══ Entries provided
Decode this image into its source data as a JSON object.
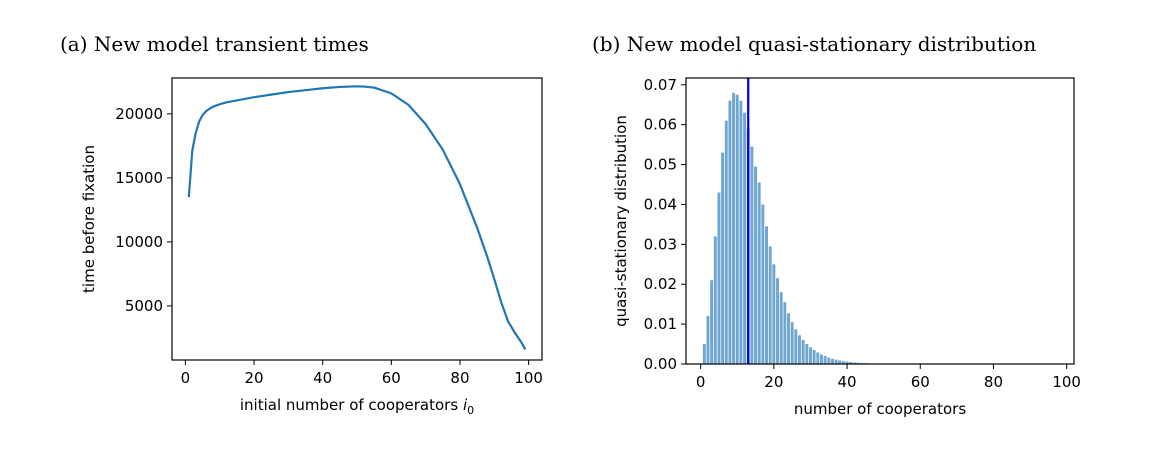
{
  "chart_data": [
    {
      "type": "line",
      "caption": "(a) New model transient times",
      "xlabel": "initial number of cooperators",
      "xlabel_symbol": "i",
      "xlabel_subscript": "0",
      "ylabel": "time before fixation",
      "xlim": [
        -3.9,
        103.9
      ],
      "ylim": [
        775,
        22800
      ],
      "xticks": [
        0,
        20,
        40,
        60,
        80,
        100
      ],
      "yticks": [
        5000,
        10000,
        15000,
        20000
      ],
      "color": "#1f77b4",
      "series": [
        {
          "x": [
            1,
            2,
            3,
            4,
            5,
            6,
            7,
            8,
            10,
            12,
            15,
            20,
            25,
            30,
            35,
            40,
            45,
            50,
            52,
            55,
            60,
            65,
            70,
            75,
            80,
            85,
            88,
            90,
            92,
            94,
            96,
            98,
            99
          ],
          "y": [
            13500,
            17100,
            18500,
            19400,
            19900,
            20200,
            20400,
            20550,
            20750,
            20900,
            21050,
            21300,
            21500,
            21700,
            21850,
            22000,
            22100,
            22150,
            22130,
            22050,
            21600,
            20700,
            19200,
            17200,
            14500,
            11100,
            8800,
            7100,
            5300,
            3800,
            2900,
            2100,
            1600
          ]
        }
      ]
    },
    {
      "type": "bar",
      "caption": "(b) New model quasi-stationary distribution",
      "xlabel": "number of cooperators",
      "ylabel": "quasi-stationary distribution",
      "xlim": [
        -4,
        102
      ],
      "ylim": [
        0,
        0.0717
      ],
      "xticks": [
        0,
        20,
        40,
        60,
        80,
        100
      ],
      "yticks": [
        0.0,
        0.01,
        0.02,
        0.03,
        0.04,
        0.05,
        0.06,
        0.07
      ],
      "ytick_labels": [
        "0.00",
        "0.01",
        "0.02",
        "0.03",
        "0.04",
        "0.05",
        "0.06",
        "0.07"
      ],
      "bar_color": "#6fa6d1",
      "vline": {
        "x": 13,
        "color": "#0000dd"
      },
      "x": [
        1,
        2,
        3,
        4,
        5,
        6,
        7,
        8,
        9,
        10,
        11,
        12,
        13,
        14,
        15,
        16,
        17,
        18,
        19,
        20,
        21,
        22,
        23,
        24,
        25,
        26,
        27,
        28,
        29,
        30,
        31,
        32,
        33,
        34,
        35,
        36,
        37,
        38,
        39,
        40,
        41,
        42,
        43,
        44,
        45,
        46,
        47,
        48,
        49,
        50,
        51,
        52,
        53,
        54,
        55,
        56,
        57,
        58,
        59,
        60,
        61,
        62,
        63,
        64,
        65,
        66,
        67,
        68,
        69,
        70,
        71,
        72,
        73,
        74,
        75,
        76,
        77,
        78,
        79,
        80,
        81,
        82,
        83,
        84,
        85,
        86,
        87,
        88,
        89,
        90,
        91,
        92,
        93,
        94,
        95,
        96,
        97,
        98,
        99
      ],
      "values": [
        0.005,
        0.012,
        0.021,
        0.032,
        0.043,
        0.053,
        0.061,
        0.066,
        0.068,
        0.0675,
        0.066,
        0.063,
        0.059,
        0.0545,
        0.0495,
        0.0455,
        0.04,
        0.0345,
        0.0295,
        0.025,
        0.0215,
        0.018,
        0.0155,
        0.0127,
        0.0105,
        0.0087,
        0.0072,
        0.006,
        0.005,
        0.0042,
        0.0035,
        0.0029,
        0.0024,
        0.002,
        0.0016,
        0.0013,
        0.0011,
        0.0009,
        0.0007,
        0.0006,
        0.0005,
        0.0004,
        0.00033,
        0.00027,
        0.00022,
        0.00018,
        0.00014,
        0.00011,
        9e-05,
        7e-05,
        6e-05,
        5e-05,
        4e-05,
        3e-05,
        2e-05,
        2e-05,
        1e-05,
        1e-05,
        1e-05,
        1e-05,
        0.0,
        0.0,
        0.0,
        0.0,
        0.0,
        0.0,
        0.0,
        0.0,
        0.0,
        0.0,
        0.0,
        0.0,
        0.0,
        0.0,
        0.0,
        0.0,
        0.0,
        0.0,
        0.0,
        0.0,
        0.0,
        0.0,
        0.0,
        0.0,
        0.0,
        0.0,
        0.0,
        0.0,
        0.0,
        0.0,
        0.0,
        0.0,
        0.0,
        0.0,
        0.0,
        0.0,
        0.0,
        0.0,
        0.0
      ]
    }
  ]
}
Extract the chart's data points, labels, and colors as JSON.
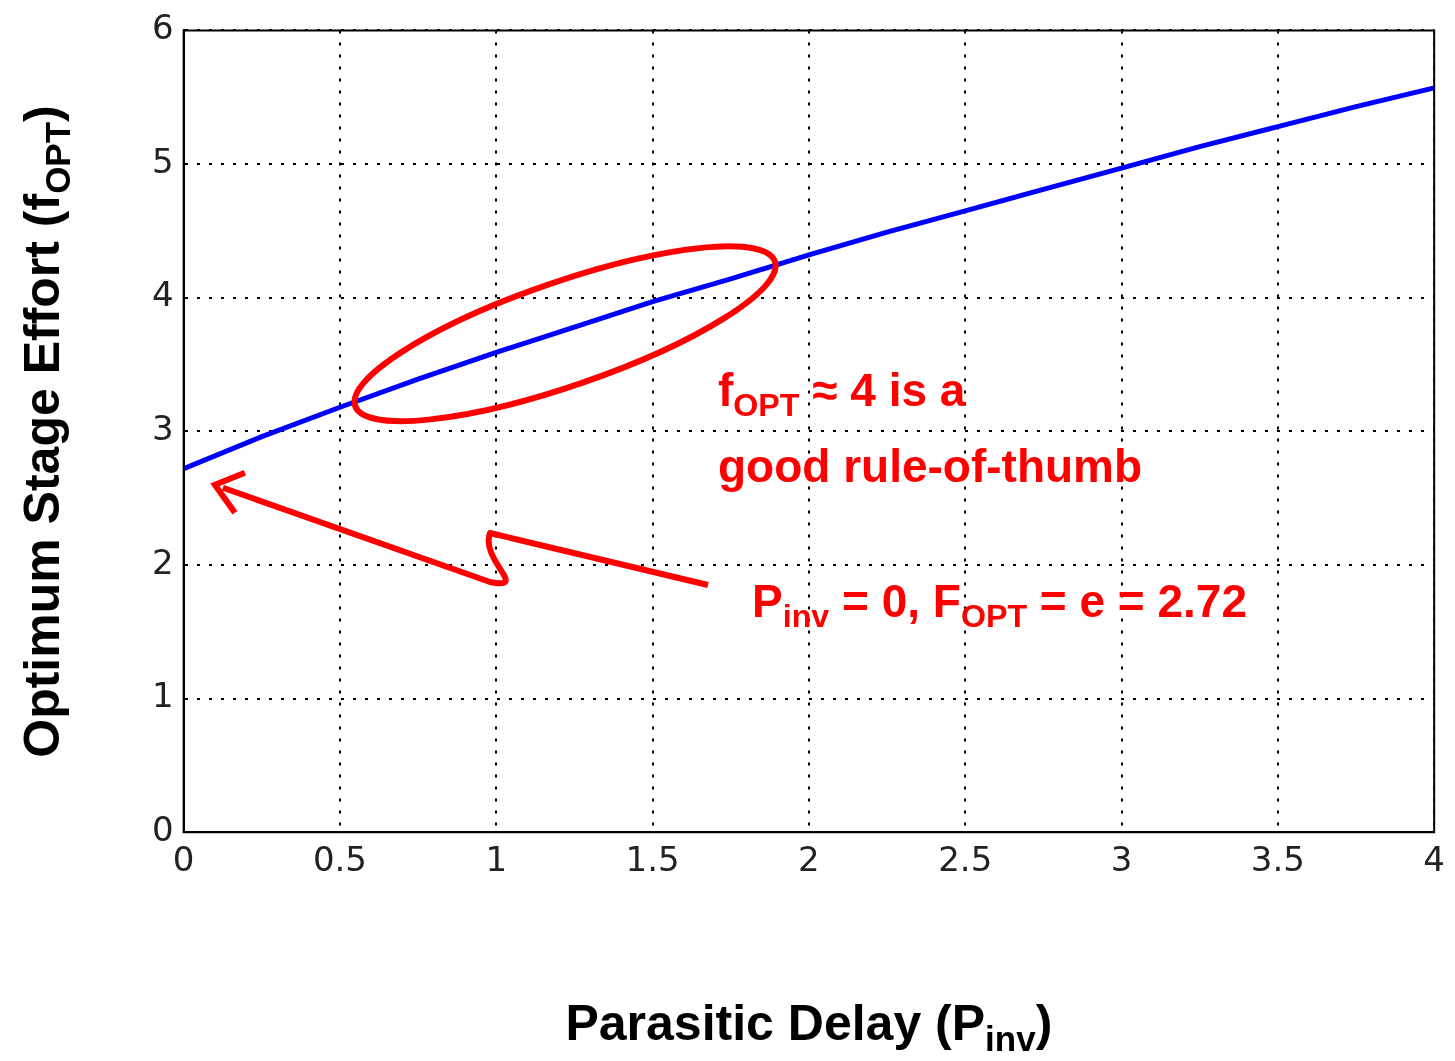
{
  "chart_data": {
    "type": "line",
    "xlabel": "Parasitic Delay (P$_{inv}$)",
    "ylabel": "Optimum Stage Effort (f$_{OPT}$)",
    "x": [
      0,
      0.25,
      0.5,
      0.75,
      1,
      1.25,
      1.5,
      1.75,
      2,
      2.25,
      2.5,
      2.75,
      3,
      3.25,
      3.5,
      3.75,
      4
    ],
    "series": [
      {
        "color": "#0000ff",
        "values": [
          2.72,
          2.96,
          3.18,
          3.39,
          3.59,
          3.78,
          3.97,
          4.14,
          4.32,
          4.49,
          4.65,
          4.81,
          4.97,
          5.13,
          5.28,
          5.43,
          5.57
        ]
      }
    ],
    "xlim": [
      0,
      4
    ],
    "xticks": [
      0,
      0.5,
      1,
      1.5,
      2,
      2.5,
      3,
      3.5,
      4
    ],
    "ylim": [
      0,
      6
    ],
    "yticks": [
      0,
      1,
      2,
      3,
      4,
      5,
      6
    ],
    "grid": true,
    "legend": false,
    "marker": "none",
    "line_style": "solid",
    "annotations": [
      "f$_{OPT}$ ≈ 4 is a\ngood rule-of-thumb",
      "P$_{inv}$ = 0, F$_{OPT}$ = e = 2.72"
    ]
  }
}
════
══ Entries provided
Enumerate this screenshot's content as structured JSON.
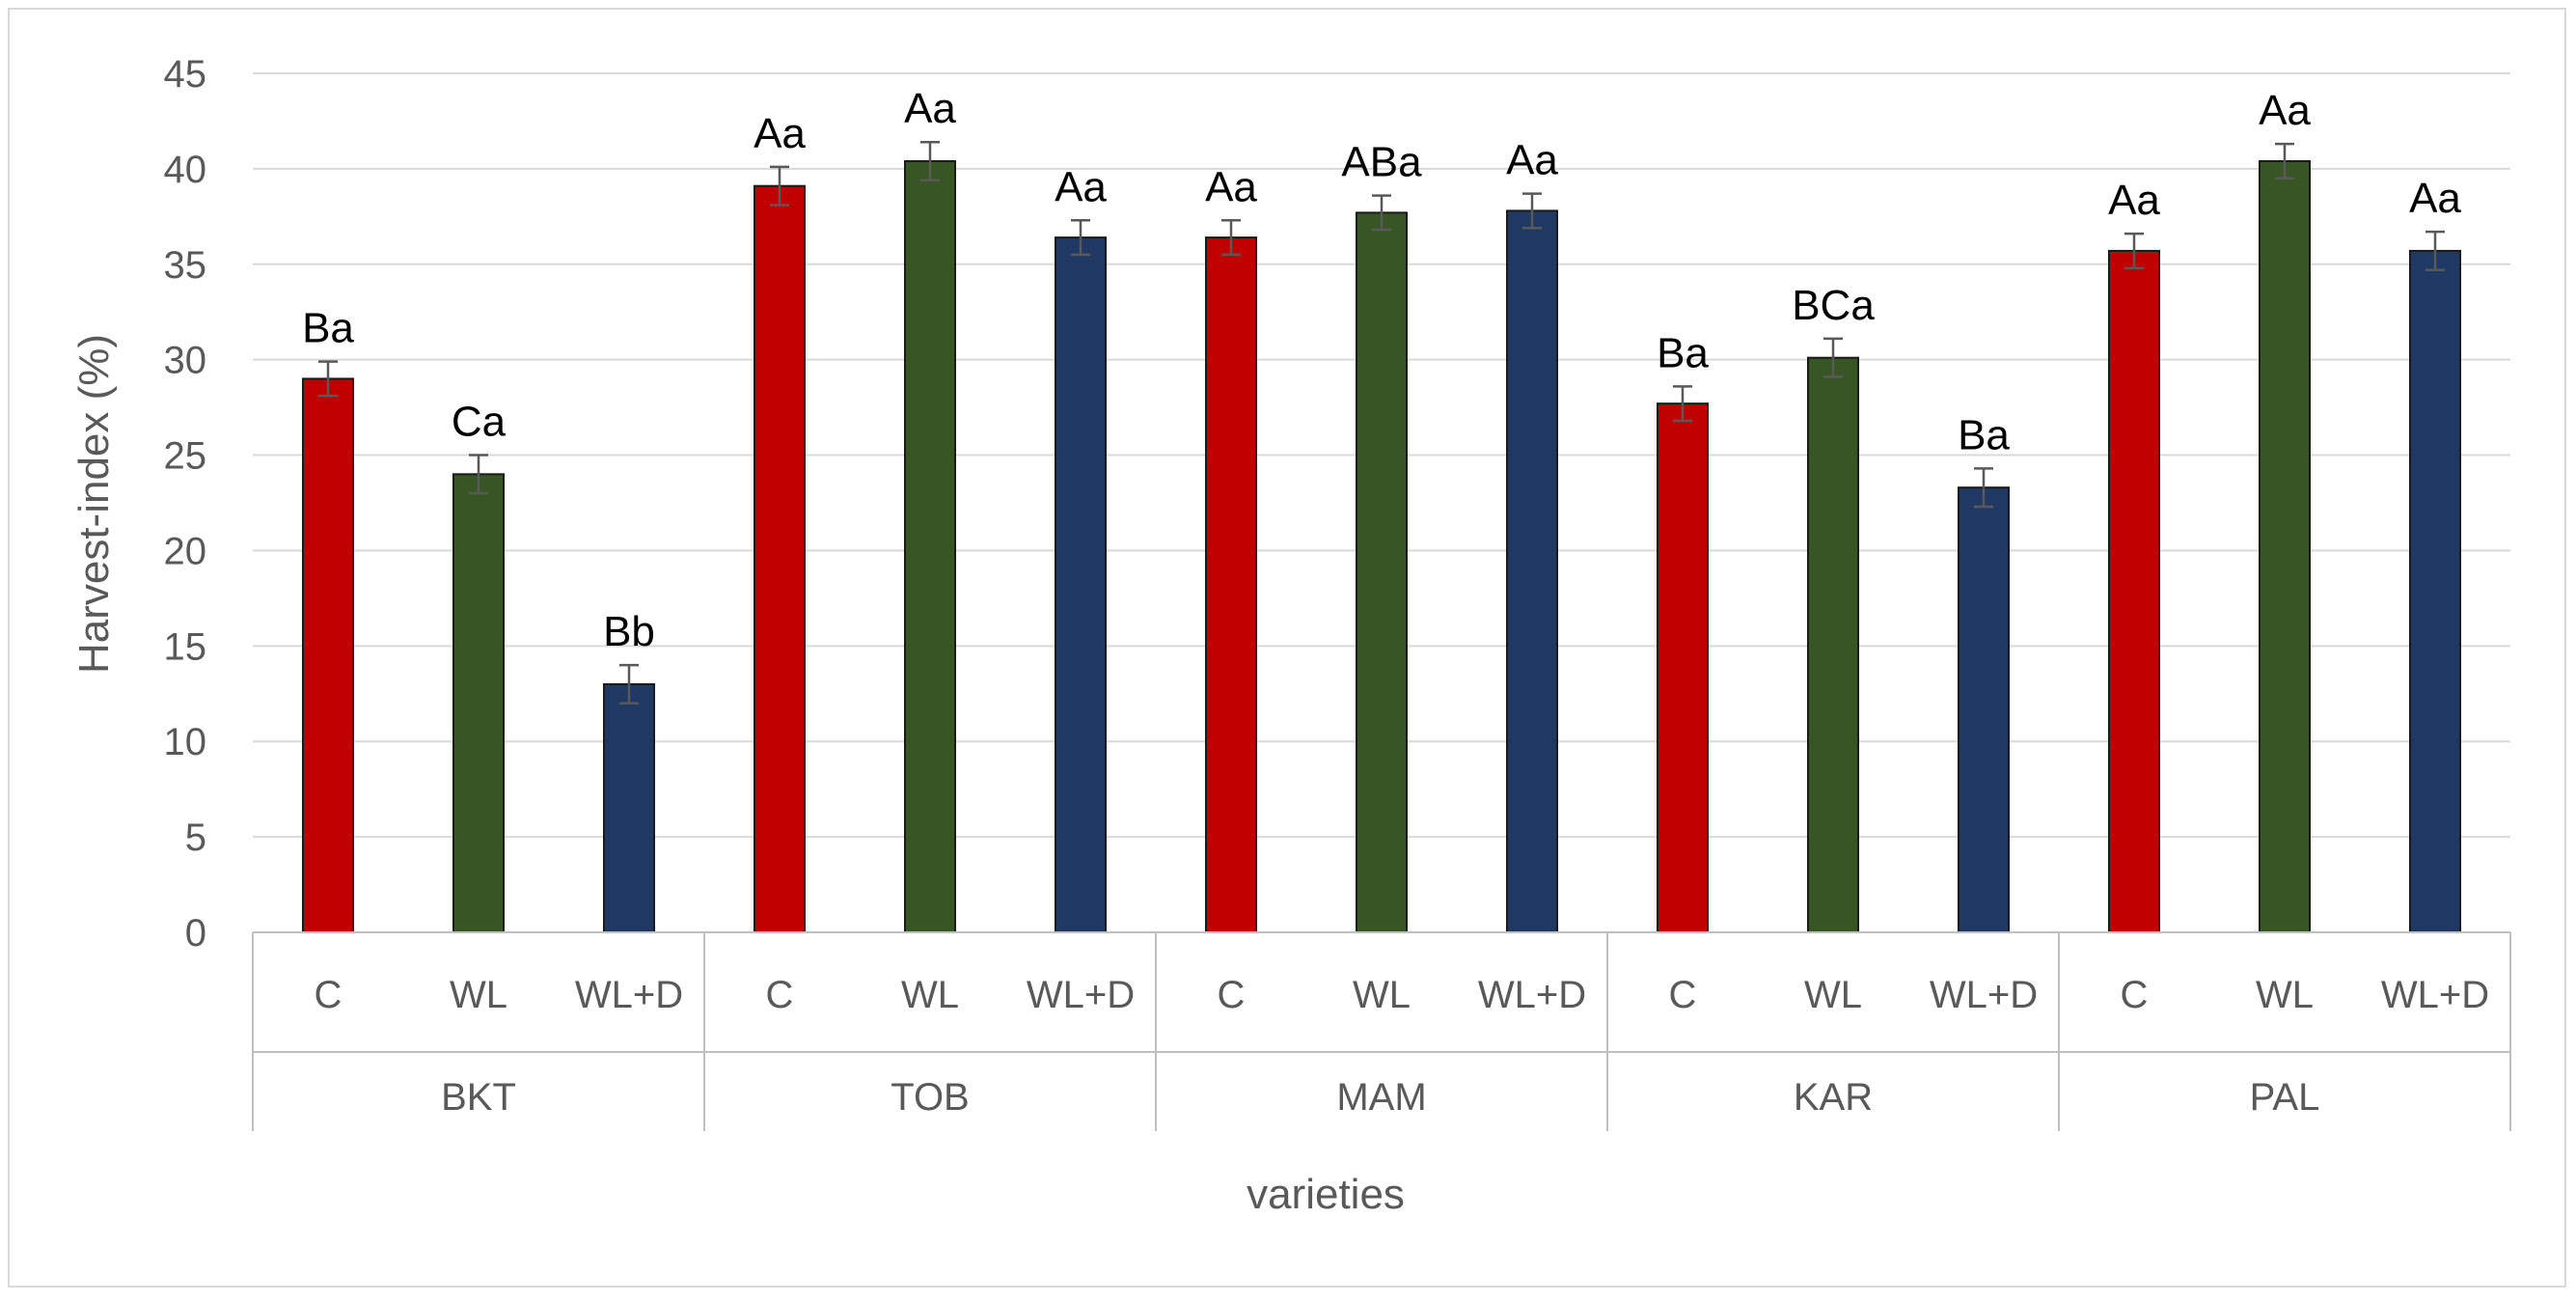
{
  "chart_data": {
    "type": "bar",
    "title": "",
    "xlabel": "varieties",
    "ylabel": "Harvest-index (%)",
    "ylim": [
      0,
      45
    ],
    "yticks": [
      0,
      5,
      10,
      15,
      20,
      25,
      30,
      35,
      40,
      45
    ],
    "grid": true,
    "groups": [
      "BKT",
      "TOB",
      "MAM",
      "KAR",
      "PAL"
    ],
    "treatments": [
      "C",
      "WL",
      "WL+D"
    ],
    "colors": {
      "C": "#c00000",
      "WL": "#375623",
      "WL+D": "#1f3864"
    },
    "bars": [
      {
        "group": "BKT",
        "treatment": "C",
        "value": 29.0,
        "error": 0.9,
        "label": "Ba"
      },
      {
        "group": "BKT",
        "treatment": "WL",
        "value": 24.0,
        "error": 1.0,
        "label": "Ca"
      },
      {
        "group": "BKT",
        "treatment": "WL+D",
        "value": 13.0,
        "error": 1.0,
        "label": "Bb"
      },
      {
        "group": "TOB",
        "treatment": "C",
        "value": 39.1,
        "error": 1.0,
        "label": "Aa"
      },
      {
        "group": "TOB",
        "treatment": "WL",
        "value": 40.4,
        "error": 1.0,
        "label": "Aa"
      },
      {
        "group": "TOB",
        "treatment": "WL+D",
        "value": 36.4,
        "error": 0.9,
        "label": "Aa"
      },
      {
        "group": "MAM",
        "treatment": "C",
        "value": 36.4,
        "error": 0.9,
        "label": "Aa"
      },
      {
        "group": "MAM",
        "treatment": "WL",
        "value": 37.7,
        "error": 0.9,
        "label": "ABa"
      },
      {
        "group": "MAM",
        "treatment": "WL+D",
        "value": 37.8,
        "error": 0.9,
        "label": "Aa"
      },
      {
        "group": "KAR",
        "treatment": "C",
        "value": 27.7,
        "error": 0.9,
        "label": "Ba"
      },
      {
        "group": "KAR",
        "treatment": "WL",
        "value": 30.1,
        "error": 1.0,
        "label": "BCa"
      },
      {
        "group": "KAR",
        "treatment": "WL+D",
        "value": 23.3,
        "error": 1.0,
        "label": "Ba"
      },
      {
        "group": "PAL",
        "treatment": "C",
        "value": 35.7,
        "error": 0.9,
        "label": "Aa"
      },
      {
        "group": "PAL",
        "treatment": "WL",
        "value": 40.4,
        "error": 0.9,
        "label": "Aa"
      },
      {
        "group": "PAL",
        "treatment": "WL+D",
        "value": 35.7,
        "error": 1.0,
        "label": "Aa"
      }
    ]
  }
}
════
Where a line in the entries holds the word "model", copy that line.

      "caption": "(a) New model transient times",
      "caption": "(b) New model quasi-stationary distribution",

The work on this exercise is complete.